◆ **Given instruction**
Rewrite everything from the start of the data down to the line containing "availability-cell — [240, 415, 282, 434]", both ends included, as a numbered list without blank lines.

◆ **Supplied entries**

>>

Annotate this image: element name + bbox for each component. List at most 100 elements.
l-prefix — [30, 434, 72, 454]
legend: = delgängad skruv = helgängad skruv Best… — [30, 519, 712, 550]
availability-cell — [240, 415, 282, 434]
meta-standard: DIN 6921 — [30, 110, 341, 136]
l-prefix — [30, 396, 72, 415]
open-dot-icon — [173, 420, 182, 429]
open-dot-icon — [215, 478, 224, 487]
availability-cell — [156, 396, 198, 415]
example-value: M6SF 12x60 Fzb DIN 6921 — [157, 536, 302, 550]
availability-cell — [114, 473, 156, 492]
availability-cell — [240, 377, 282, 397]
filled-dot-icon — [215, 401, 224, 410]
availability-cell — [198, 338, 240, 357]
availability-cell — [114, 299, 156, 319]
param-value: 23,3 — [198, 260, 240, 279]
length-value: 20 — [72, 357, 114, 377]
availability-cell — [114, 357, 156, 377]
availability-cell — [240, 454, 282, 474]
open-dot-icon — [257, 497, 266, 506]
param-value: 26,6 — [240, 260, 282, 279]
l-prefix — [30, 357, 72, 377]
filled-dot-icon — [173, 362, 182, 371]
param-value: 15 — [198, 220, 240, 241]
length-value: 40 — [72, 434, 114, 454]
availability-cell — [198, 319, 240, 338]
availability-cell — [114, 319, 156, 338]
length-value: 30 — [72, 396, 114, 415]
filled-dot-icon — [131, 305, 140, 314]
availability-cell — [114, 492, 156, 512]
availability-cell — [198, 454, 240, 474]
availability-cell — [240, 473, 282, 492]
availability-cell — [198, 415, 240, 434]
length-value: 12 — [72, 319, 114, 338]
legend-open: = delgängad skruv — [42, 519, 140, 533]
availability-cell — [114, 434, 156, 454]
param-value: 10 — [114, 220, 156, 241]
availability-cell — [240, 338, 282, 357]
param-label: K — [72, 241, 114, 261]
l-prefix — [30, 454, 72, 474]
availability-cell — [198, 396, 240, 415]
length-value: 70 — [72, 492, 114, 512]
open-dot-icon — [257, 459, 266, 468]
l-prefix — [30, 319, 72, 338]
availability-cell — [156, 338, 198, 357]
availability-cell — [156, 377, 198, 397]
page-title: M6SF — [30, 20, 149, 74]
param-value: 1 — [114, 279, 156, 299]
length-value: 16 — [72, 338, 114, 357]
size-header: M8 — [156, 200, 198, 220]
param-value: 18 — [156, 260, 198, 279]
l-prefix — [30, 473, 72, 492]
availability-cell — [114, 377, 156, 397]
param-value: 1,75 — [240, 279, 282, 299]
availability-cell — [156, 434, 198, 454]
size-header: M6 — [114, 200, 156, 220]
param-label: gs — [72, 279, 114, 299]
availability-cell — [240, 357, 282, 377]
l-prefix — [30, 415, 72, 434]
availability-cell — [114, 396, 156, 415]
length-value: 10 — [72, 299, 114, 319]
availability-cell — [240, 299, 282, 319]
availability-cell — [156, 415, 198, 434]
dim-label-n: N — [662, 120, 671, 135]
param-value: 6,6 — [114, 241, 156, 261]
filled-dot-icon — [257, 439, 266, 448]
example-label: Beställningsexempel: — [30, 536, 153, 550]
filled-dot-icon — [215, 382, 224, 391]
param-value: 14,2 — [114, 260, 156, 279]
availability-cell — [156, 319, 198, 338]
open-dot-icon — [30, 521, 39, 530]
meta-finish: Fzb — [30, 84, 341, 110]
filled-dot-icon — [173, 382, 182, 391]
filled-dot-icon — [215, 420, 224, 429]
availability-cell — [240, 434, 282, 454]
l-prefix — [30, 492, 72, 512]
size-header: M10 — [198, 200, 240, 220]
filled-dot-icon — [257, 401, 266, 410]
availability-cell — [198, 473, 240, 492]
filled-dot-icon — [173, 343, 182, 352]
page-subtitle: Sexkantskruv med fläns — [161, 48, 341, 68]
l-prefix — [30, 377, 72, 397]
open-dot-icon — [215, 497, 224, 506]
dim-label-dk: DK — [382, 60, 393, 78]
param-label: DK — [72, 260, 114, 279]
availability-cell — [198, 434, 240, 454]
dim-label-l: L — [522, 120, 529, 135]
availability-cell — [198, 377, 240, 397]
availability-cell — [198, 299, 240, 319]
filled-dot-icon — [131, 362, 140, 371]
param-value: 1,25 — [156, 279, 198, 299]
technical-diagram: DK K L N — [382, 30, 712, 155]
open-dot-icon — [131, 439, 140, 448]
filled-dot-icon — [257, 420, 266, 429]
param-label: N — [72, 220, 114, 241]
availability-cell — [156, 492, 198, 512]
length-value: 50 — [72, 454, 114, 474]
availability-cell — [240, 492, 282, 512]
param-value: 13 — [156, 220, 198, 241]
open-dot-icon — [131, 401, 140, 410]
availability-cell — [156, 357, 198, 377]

<<

◆ **The solution**
1. Annotate this image: element name + bbox for each component. List at most 100 elements.
2. l-prefix — [30, 434, 72, 454]
3. legend: = delgängad skruv = helgängad skruv Best… — [30, 519, 712, 550]
4. availability-cell — [240, 415, 282, 434]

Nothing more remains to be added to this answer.